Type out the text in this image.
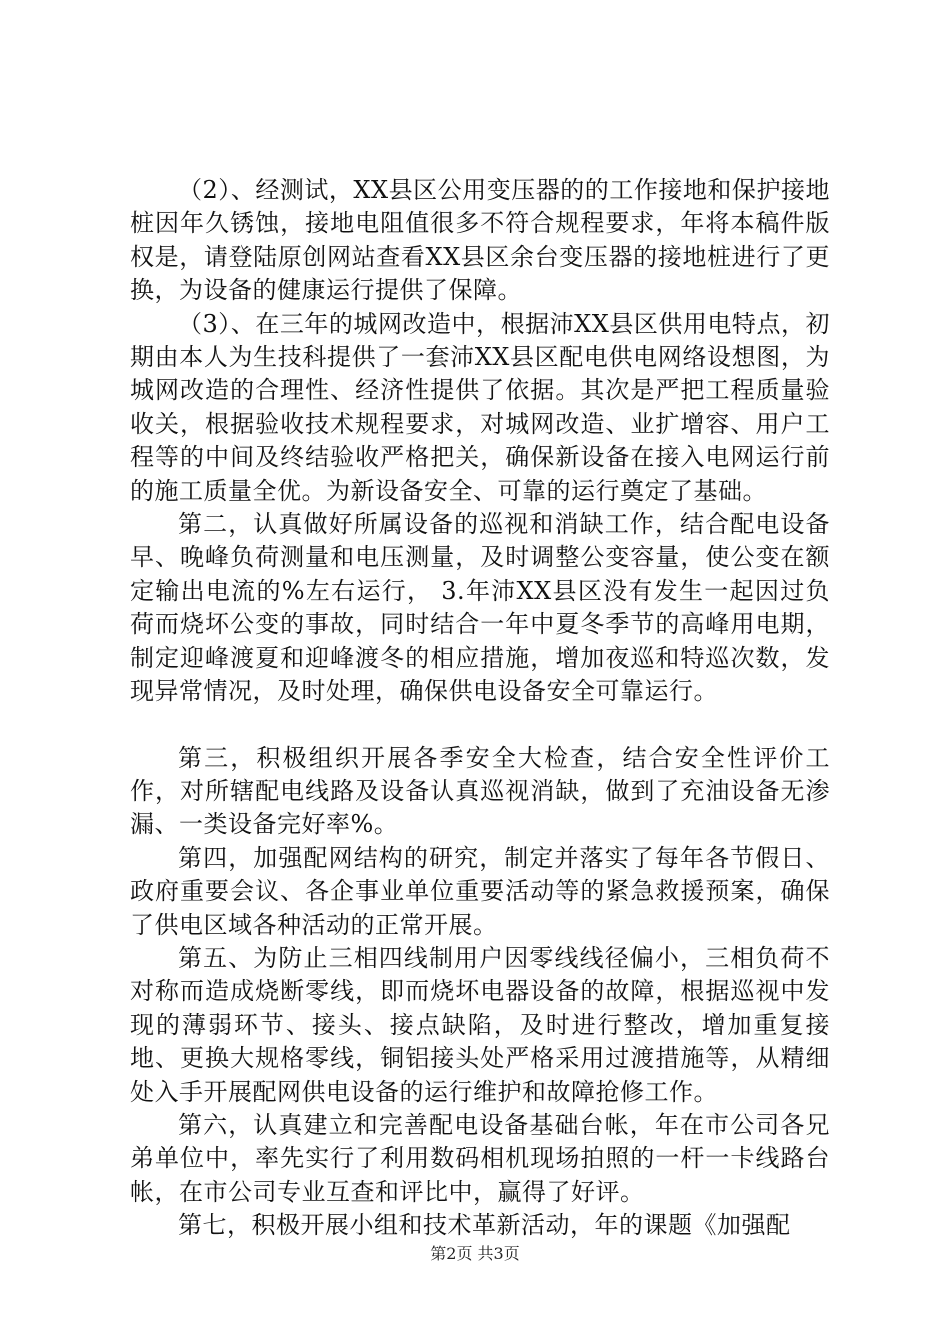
（2）、经测试，XX县区公用变压器的的工作接地和保护接地桩因年久锈蚀，接地电阻值很多不符合规程要求，年将本稿件版权是，请登陆原创网站查看XX县区余台变压器的接地桩进行了更换，为设备的健康运行提供了保障。

（3）、在三年的城网改造中，根据沛XX县区供用电特点，初期由本人为生技科提供了一套沛XX县区配电供电网络设想图，为城网改造的合理性、经济性提供了依据。其次是严把工程质量验收关，根据验收技术规程要求，对城网改造、业扩增容、用户工程等的中间及终结验收严格把关，确保新设备在接入电网运行前的施工质量全优。为新设备安全、可靠的运行奠定了基础。

第二，认真做好所属设备的巡视和消缺工作，结合配电设备早、晚峰负荷测量和电压测量，及时调整公变容量，使公变在额定输出电流的%左右运行， 3.年沛XX县区没有发生一起因过负荷而烧坏公变的事故，同时结合一年中夏冬季节的高峰用电期，制定迎峰渡夏和迎峰渡冬的相应措施，增加夜巡和特巡次数，发现异常情况，及时处理，确保供电设备安全可靠运行。

第三，积极组织开展各季安全大检查，结合安全性评价工作，对所辖配电线路及设备认真巡视消缺，做到了充油设备无渗漏、一类设备完好率%。

第四，加强配网结构的研究，制定并落实了每年各节假日、政府重要会议、各企事业单位重要活动等的紧急救援预案，确保了供电区域各种活动的正常开展。

第五、为防止三相四线制用户因零线线径偏小，三相负荷不对称而造成烧断零线，即而烧坏电器设备的故障，根据巡视中发现的薄弱环节、接头、接点缺陷，及时进行整改，增加重复接地、更换大规格零线，铜铝接头处严格采用过渡措施等，从精细处入手开展配网供电设备的运行维护和故障抢修工作。

第六，认真建立和完善配电设备基础台帐，年在市公司各兄弟单位中，率先实行了利用数码相机现场拍照的一杆一卡线路台帐，在市公司专业互查和评比中，赢得了好评。

第七，积极开展小组和技术革新活动，年的课题《加强配

第2页 共3页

▬▬▬

• **GIVEN REQUEST**: Make an exact copy of the listing above. Do not include the pictures.

• **FINISHED EXERCISE**:
Type out the text in this image.
（2）、经测试，XX县区公用变压器的的工作接地和保护接地桩因年久锈蚀，接地电阻值很多不符合规程要求，年将本稿件版权是，请登陆原创网站查看XX县区余台变压器的接地桩进行了更换，为设备的健康运行提供了保障。

（3）、在三年的城网改造中，根据沛XX县区供用电特点，初期由本人为生技科提供了一套沛XX县区配电供电网络设想图，为城网改造的合理性、经济性提供了依据。其次是严把工程质量验收关，根据验收技术规程要求，对城网改造、业扩增容、用户工程等的中间及终结验收严格把关，确保新设备在接入电网运行前的施工质量全优。为新设备安全、可靠的运行奠定了基础。

第二，认真做好所属设备的巡视和消缺工作，结合配电设备早、晚峰负荷测量和电压测量，及时调整公变容量，使公变在额定输出电流的%左右运行， 3.年沛XX县区没有发生一起因过负荷而烧坏公变的事故，同时结合一年中夏冬季节的高峰用电期，制定迎峰渡夏和迎峰渡冬的相应措施，增加夜巡和特巡次数，发现异常情况，及时处理，确保供电设备安全可靠运行。

第三，积极组织开展各季安全大检查，结合安全性评价工作，对所辖配电线路及设备认真巡视消缺，做到了充油设备无渗漏、一类设备完好率%。

第四，加强配网结构的研究，制定并落实了每年各节假日、政府重要会议、各企事业单位重要活动等的紧急救援预案，确保了供电区域各种活动的正常开展。

第五、为防止三相四线制用户因零线线径偏小，三相负荷不对称而造成烧断零线，即而烧坏电器设备的故障，根据巡视中发现的薄弱环节、接头、接点缺陷，及时进行整改，增加重复接地、更换大规格零线，铜铝接头处严格采用过渡措施等，从精细处入手开展配网供电设备的运行维护和故障抢修工作。

第六，认真建立和完善配电设备基础台帐，年在市公司各兄弟单位中，率先实行了利用数码相机现场拍照的一杆一卡线路台帐，在市公司专业互查和评比中，赢得了好评。

第七，积极开展小组和技术革新活动，年的课题《加强配

第2页 共3页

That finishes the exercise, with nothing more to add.